Objective -> Filter the data for lines with the word "AJUNTAMENT", then copy every line so identified.

(Saved entries)
※
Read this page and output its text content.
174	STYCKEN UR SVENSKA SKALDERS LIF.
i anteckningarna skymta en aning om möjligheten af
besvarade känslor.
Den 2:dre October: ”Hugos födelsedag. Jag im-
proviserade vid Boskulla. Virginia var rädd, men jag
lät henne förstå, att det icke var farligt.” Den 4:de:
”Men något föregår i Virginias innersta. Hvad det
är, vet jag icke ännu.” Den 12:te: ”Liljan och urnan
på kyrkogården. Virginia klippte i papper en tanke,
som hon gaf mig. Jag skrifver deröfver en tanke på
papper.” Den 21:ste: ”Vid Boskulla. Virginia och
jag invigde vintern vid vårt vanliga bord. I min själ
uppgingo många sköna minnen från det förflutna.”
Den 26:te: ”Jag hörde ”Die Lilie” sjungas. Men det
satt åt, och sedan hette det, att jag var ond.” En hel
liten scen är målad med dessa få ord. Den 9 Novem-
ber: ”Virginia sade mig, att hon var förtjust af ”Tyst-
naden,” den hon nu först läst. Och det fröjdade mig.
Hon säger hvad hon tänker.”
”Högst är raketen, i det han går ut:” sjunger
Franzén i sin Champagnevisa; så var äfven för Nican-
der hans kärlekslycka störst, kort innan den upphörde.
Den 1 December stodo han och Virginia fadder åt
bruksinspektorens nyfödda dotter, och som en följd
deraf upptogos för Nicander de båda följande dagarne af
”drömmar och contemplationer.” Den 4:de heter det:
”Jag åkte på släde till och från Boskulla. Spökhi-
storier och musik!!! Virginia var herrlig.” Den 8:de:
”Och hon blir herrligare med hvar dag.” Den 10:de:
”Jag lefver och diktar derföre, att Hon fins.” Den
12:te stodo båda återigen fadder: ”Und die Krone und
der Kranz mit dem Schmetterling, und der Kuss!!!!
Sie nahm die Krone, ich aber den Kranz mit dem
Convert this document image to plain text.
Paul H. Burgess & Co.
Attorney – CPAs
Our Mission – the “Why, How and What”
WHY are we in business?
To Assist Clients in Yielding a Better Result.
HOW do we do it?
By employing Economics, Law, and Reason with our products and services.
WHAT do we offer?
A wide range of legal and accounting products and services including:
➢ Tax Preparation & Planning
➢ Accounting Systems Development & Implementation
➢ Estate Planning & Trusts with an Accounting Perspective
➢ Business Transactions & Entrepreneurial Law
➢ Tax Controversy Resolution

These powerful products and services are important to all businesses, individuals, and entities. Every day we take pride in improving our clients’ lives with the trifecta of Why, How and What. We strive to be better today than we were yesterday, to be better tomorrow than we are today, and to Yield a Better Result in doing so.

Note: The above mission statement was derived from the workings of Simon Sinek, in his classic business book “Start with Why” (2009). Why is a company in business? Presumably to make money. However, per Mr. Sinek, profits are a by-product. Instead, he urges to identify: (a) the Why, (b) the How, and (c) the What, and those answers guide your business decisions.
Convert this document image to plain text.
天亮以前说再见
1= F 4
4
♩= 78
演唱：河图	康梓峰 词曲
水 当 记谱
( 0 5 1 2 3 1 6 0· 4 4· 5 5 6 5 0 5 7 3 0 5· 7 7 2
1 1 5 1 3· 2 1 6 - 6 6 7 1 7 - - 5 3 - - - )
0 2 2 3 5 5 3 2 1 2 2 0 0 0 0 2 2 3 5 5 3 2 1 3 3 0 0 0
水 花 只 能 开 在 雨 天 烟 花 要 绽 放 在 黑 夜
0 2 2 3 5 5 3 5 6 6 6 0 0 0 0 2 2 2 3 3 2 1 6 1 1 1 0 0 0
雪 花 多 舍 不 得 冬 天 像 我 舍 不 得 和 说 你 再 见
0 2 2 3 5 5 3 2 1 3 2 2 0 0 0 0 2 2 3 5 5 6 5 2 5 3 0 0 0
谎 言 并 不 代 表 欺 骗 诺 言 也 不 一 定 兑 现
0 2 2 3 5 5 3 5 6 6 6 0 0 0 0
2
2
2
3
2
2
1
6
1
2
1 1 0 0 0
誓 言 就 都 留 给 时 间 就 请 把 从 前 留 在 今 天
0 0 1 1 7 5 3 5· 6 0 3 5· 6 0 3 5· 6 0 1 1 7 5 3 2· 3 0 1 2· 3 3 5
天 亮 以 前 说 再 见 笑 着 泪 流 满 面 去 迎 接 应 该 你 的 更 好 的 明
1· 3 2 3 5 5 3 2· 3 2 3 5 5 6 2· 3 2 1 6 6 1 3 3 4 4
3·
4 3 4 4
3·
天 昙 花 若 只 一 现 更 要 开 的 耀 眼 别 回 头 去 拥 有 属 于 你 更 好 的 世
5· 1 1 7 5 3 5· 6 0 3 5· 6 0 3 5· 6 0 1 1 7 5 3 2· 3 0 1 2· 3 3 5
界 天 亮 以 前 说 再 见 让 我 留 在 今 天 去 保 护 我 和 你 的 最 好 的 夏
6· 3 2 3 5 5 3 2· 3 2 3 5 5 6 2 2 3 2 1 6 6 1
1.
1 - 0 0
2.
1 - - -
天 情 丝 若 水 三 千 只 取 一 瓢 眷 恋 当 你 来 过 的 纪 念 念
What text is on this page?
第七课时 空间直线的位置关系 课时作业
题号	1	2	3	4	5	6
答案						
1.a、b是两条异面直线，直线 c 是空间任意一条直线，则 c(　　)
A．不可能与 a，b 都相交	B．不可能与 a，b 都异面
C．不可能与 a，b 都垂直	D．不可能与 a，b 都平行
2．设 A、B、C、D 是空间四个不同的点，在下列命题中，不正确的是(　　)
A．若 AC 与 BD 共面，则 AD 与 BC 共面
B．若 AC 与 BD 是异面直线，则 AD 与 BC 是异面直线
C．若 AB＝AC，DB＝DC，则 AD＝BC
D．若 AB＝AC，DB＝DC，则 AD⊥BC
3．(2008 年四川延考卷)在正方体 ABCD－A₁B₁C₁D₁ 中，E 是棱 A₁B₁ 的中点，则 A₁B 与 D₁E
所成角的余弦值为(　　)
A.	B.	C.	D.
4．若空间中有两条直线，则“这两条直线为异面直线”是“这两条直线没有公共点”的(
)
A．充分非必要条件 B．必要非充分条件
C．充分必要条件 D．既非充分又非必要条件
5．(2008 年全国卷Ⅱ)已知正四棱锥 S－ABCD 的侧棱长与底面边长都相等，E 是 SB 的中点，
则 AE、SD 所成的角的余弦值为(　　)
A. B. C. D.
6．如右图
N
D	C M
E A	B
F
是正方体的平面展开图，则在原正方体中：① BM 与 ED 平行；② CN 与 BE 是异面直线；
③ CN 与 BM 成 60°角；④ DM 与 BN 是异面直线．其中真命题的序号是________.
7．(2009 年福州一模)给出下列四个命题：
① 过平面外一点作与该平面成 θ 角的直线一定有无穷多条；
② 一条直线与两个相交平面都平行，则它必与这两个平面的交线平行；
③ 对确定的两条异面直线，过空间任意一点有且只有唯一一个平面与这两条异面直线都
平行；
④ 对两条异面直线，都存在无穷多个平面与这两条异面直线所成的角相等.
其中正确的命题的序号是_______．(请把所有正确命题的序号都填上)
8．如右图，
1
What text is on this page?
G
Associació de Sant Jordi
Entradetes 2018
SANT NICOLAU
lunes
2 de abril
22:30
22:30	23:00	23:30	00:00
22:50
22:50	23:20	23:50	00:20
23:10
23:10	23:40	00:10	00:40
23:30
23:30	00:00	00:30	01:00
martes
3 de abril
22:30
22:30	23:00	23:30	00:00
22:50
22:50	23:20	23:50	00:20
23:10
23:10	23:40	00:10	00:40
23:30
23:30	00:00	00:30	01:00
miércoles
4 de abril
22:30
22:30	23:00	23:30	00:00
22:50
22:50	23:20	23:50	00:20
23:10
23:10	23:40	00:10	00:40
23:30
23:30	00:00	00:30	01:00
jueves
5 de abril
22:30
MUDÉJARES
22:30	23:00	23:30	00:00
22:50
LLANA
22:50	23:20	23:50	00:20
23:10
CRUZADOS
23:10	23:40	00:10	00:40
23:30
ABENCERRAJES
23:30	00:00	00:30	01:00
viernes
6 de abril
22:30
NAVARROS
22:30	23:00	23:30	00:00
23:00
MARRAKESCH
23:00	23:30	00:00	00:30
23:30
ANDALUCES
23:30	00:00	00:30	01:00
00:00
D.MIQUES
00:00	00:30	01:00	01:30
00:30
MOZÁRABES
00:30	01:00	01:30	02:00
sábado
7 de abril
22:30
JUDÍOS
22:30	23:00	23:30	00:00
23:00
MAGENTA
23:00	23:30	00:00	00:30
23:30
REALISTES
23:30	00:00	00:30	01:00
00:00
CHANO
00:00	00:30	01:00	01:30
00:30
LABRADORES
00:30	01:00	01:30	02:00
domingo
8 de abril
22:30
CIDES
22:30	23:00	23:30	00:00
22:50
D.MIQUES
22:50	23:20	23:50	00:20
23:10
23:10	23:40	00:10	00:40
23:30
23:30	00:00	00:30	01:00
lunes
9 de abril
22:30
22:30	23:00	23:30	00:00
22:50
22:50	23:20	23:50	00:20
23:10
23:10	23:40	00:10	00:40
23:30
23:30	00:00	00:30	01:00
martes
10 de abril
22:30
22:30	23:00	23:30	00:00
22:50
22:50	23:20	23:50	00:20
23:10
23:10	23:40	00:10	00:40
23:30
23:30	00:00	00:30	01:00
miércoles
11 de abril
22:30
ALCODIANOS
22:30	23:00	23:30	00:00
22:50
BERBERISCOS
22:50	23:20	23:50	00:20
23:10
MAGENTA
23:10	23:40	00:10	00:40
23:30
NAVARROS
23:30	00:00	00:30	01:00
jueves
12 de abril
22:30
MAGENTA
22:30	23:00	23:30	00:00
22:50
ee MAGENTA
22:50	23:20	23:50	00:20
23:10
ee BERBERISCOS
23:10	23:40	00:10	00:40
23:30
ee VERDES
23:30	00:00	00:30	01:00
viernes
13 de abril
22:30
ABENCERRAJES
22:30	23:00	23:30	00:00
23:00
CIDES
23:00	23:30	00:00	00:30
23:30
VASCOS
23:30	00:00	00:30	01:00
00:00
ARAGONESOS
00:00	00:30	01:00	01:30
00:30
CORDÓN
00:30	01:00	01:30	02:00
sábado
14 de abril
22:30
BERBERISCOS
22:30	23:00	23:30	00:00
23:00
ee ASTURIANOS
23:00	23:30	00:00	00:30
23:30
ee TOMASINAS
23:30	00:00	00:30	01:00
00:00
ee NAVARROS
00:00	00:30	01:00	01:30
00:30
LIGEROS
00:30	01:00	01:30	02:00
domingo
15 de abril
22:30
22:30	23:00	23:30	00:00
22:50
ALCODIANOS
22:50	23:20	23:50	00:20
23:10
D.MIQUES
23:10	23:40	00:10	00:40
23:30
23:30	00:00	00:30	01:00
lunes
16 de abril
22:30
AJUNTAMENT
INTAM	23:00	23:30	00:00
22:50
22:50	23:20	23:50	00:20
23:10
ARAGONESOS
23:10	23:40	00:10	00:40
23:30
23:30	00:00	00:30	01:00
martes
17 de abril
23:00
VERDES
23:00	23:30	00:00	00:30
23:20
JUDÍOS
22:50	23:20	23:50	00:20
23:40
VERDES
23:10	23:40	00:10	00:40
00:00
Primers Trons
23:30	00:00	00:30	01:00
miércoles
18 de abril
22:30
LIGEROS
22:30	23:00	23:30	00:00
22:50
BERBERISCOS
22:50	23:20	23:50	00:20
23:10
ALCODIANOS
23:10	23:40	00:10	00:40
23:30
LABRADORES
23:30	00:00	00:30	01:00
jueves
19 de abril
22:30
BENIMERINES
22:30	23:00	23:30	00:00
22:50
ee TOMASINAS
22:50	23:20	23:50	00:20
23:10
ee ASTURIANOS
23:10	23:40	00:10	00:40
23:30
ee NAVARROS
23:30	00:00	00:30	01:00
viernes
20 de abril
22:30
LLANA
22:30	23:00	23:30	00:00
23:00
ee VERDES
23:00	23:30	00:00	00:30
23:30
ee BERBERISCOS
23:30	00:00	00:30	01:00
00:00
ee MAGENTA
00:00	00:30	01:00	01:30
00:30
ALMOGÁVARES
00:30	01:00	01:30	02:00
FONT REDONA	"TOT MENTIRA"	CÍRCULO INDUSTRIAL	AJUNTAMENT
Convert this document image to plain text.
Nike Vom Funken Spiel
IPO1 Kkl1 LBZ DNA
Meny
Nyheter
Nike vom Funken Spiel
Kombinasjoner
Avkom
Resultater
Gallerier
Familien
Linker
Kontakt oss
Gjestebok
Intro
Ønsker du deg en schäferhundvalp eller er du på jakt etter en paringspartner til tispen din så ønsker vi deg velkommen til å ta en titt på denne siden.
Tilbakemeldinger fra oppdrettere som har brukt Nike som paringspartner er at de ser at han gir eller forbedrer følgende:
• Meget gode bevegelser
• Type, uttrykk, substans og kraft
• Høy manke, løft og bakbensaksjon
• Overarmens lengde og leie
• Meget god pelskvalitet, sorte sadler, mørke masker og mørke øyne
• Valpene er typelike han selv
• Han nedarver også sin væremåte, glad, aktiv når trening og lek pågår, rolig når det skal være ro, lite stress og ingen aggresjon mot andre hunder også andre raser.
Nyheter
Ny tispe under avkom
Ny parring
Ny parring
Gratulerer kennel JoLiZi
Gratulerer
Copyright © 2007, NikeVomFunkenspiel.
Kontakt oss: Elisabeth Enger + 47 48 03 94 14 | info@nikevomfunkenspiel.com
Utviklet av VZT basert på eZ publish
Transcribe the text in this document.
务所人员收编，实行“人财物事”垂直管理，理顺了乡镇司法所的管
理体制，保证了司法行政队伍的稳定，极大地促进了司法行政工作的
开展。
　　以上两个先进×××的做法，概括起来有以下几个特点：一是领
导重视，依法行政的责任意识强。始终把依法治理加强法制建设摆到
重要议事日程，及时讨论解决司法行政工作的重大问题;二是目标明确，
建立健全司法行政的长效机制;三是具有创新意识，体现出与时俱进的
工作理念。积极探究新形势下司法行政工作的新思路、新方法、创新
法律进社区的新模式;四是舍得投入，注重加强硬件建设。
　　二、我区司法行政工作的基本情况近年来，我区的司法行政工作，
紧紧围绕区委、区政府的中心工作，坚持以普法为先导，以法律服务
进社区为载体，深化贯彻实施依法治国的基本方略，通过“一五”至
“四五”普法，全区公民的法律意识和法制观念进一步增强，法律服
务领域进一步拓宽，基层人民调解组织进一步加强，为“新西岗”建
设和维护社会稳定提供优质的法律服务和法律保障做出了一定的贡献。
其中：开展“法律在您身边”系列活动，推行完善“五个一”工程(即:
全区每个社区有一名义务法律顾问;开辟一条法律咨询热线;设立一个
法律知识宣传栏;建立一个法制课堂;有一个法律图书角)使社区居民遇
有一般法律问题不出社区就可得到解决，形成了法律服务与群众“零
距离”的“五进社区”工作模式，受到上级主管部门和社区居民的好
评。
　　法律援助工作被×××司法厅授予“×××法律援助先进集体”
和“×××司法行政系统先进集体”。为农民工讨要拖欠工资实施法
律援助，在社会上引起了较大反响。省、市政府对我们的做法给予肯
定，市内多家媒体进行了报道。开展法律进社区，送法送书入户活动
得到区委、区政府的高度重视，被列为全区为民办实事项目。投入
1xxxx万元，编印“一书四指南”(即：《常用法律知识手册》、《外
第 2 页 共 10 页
※
The solution ->
AJUNTAMENT
FONT REDONA	"TOT MENTIRA"	CÍRCULO INDUSTRIAL	AJUNTAMENT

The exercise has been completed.